# Start of DATA SUPPLIED

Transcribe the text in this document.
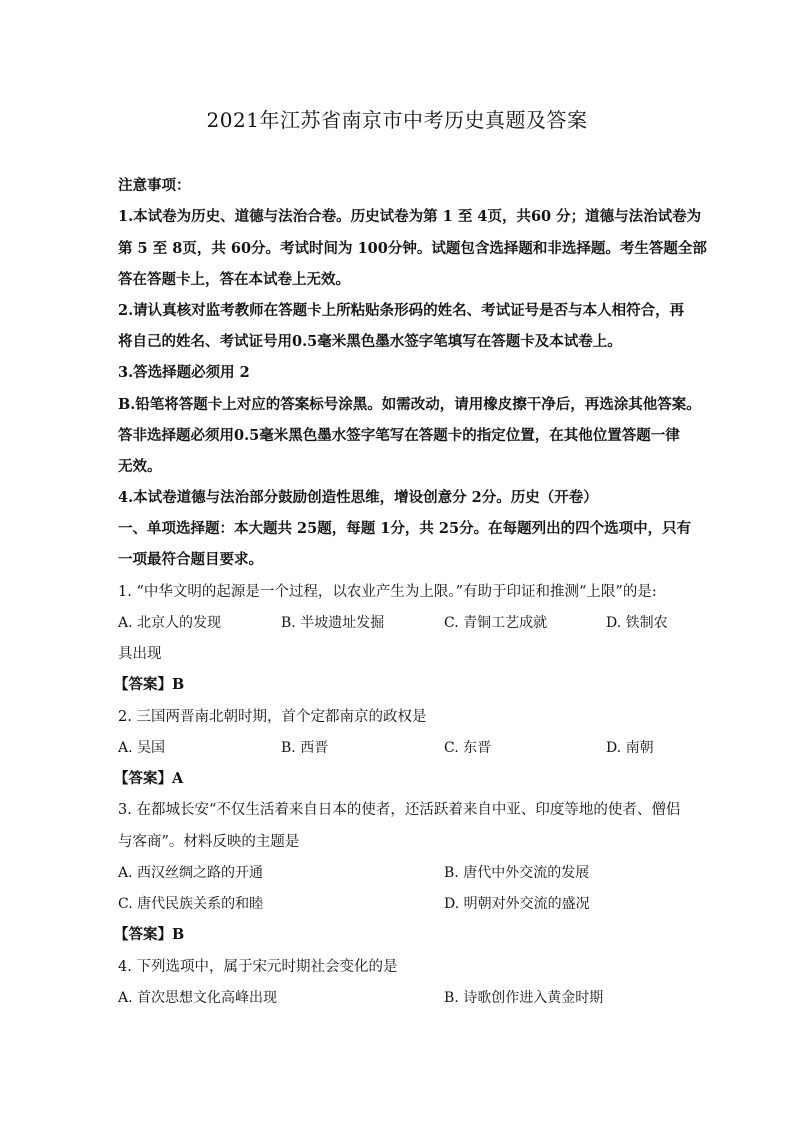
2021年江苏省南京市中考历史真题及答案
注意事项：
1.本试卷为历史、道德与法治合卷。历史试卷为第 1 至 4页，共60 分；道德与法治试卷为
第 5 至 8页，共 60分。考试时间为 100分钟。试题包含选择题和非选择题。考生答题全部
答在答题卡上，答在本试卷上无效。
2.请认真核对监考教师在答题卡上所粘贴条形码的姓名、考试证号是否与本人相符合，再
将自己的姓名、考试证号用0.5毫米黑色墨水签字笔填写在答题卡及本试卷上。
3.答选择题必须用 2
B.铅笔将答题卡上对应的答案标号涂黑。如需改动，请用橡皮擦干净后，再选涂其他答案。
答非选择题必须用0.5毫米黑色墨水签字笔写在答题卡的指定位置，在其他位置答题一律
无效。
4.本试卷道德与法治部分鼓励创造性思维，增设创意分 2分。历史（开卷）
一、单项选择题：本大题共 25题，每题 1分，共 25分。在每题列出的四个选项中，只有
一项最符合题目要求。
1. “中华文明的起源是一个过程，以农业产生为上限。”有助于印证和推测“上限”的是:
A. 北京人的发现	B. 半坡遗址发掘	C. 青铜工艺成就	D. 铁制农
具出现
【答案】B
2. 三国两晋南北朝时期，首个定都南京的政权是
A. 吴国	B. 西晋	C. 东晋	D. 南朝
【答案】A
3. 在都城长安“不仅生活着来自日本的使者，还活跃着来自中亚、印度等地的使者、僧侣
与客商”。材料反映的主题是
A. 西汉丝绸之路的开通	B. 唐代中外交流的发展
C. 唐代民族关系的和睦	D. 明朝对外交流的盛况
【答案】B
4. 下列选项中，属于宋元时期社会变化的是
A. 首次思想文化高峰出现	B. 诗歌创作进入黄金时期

# End of DATA SUPPLIED
# Start of DATA SUPPLIED

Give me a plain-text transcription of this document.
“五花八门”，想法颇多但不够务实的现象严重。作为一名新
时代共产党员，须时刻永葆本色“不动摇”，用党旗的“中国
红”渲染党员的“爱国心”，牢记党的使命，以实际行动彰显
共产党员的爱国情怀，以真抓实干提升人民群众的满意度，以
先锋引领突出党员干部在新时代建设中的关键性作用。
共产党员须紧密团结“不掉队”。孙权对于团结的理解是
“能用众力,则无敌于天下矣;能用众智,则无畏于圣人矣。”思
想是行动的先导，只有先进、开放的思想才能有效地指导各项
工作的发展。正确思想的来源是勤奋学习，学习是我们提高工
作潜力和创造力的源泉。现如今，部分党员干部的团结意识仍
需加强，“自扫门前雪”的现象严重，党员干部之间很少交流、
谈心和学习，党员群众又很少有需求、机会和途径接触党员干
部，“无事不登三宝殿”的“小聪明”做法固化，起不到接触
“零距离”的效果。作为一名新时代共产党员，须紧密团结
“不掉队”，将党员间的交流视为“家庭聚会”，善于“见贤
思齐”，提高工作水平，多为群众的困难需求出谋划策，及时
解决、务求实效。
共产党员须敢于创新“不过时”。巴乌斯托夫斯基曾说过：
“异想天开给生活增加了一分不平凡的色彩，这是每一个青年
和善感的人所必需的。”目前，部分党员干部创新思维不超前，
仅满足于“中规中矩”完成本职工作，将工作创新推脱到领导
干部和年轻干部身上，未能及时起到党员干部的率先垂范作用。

# End of DATA SUPPLIED
# Start of DATA SUPPLIED

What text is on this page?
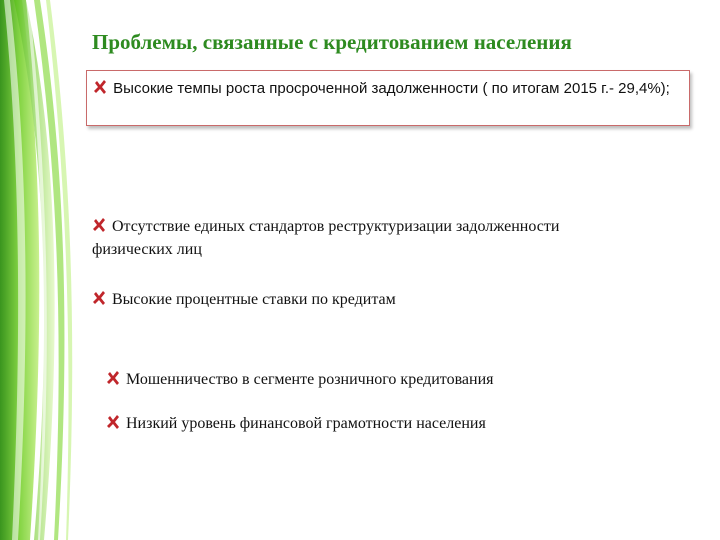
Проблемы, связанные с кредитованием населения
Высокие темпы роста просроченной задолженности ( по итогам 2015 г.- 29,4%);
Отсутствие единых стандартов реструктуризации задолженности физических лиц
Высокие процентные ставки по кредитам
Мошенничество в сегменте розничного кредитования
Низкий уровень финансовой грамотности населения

# End of DATA SUPPLIED

WORK INSTRUCTIONS> Pick out the lines above that hold the string "this" and show them.

WRITTEN SOLUTION>
Transcribe the text in this document.
Give me a plain-text transcription of this document.
What text is on this page?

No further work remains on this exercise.